**Task statement**
Write every record out again exactly as given.

**Dataset rows**
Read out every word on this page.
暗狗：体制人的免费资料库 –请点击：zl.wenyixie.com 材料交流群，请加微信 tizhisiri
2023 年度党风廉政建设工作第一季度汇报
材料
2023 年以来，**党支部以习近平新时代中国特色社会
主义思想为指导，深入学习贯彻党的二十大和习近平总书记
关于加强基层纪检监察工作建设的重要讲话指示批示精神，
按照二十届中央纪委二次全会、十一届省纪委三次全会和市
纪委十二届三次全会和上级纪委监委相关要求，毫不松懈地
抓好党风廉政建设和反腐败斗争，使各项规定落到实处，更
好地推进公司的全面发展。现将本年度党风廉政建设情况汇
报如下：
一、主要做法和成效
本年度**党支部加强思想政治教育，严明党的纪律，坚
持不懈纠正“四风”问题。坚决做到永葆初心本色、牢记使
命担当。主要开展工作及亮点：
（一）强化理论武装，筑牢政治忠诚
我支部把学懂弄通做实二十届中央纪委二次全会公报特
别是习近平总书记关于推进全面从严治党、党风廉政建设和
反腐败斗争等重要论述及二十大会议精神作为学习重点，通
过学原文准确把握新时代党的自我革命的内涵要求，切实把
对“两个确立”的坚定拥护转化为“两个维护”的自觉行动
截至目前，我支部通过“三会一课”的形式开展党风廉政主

**Final answer**
Read out every word on this page.
暗狗：体制人的免费资料库 –请点击：zl.wenyixie.com 材料交流群，请加微信 tizhisiri
2023 年度党风廉政建设工作第一季度汇报
材料
2023 年以来，**党支部以习近平新时代中国特色社会
主义思想为指导，深入学习贯彻党的二十大和习近平总书记
关于加强基层纪检监察工作建设的重要讲话指示批示精神，
按照二十届中央纪委二次全会、十一届省纪委三次全会和市
纪委十二届三次全会和上级纪委监委相关要求，毫不松懈地
抓好党风廉政建设和反腐败斗争，使各项规定落到实处，更
好地推进公司的全面发展。现将本年度党风廉政建设情况汇
报如下：
一、主要做法和成效
本年度**党支部加强思想政治教育，严明党的纪律，坚
持不懈纠正“四风”问题。坚决做到永葆初心本色、牢记使
命担当。主要开展工作及亮点：
（一）强化理论武装，筑牢政治忠诚
我支部把学懂弄通做实二十届中央纪委二次全会公报特
别是习近平总书记关于推进全面从严治党、党风廉政建设和
反腐败斗争等重要论述及二十大会议精神作为学习重点，通
过学原文准确把握新时代党的自我革命的内涵要求，切实把
对“两个确立”的坚定拥护转化为“两个维护”的自觉行动
截至目前，我支部通过“三会一课”的形式开展党风廉政主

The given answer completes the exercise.